**Text extract:**
"""

Its recommended to configure Connectionless Modules Power-saving to default mode if there is Wi-Fi connectionless module coexists with non-Wi-Fi module.
Either esp_wifi_set_promiscuous(true), or esp_wifi_start(), or both of these APIs return ESP_OK. This is because Wi-Fi hardware must be initialized before esp_wifi_80211_tx() is called. In ESP32-S3, both esp_wifi_set_promiscuous(true) and esp_wifi_start() can trigger the initialization of Wi-Fi hardware.
Theoretically, if the side-effects the API imposes on the Wi-Fi driver or other stations/APs are not considered, a raw 802.11 packet can be sent over the air with any destination MAC, any source MAC, any BSSID, or any other types of packet. However, robust or useful applications should avoid such side-effects. The table below provides some tips and recommendations on how to avoid the side-effects of esp_wifi_80211_tx() in different scenarios.
Scenario
Description
No Wi-Fi connection
In this scenario, no Wi-Fi connection is set up, so there are no side-effects on the Wi-Fi driver. If en_sys_seq==true, the Wi-Fi driver is responsible for the sequence control. If en_sys_seq==false, the application needs to ensure that the buffer has the correct sequence.
Theoretically, the MAC address can be any address. However, this may impact other stations/APs with the same MAC/BSSID.
Side-effect example#1 The application calls esp_wifi_80211_tx() to send a beacon with BSSID == mac_x in AP mode, but the mac_x is not the MAC of the AP interface. Moreover, there is another AP, e.g., “other-AP”, whose BSSID is mac_x. If this happens, an “unexpected behavior” may occur, because the stations which connect to the “other-AP” cannot figure out whether the beacon is from the “other-AP” or the esp_wifi_80211_tx().
To avoid the above-mentioned side-effects, it is recommended that:
If esp_wifi_80211_tx() is called in station mode, the first MAC should be a multicast MAC or the exact target-device’s MAC, while the second MAC should be that of the station interface.
If esp_wifi_80211_tx() is called in AP mode, the first MAC should be a multicast MAC or the exact target-device’s MAC, while the second MAC should be that of the AP interface.

"""

**Task requirements:**
1. Rewrite the passage on sending raw 802.11 packets, starting with "Side-effect example#1 The" and going on through "or the esp_wifi_80211_tx().", and replace "beacon" with "frame".
2. Continue the text on sending raw 802.11 packets with esp_wifi_80211_tx() from where it stops.

**Collected material:**
"""

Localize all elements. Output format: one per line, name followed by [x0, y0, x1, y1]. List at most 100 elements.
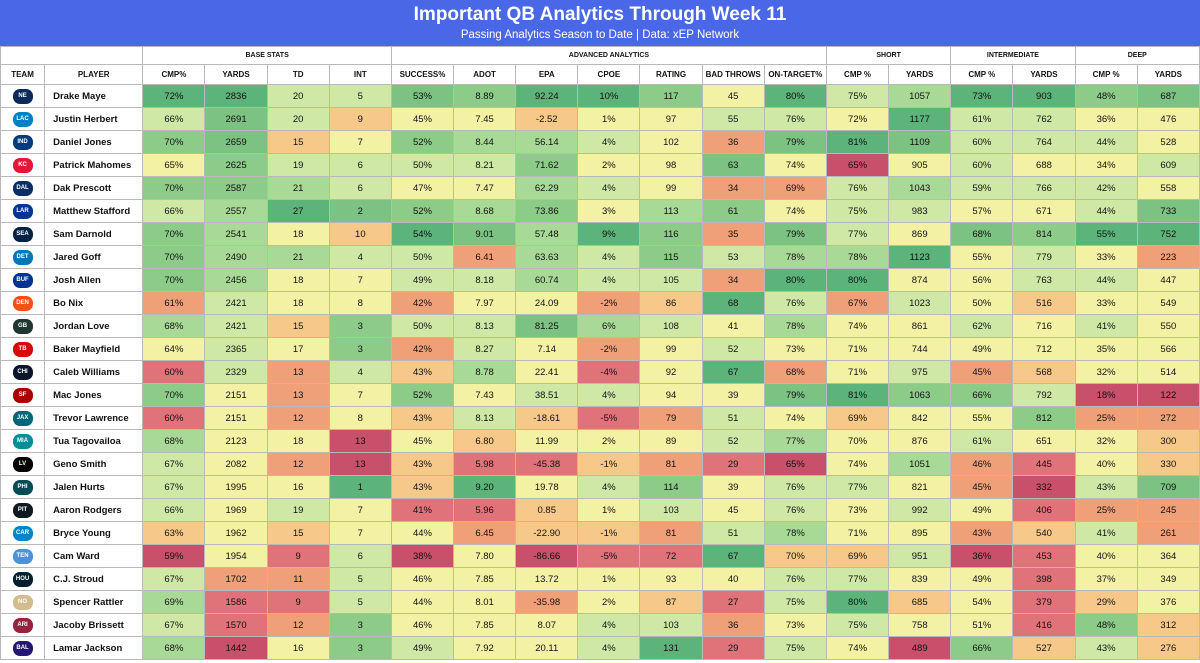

"""

**Exercise responses:**
1.
Side-effect example#1 The application calls esp_wifi_80211_tx() to send a frame with BSSID == mac_x in AP mode, but the mac_x is not the MAC of the AP interface. Moreover, there is another AP, e.g., “other-AP”, whose BSSID is mac_x. If this happens, an “unexpected behavior” may occur, because the stations which connect to the “other-AP” cannot figure out whether the frame is from the “other-AP” or the esp_wifi_80211_tx().

2.
The recommendations above are only for avoiding side-effects and can be ignored when there are good reasons.
Have Wi-Fi connection
When the Wi-Fi connection is already set up, and the sequence is controlled by the application, the latter may impact the sequence control of the Wi-Fi connection as a whole. So, the en_sys_seq need to be true, otherwise ESP_ERR_INVALID_ARG is returned.
The MAC-address recommendations in the “No Wi-Fi connection” scenario also apply to this scenario.
If the Wi-Fi mode is station mode, the MAC address1 is the MAC of AP to which the station is connected, and the MAC address2 is the MAC of station interface, it is said that the packet is sent from the station to AP. Otherwise, if the Wi-Fi is in AP mode, the MAC address1 is the MAC of the station that connects to this AP, and the MAC address2 is the MAC of AP interface, it is said that the packet is sent from the AP to station. To avoid conflicting with Wi-Fi connections, the following checks are applied:
If the packet type is data and is sent from the station to AP, the ToDS bit in IEEE 80211 frame control should be 1 and the FromDS bit should be 0. Otherwise, the packet will be discarded by Wi-Fi driver.
If the packet type is data and is sent from the AP to station, the ToDS bit in IEEE 80211 frame control should be 0 and the FromDS bit should be 1. Otherwise, the packet will be discarded by Wi-Fi driver.
If the packet is sent from station to AP or from AP to station, the Power Management, More Data, and Re-Transmission bits should be 0. Otherwise, the packet will be discarded by Wi-Fi driver.
ESP_ERR_INVALID_ARG is returned if any check fails.
The Wi-Fi sniffer mode can be enabled by esp_wifi_set_promiscuous(). If the sniffer mode is enabled, the following packets can be dumped to the application:
802.11 Management frame.
802.11 Data frame, including MPDU, AMPDU, and AMSDU.
802.11 MIMO frame, for MIMO frame, the sniffer only dumps the length of the frame.
802.11 Control frame.
802.11 CRC error frame.
The following packets will NOT be dumped to the application:
Other 802.11 error frames.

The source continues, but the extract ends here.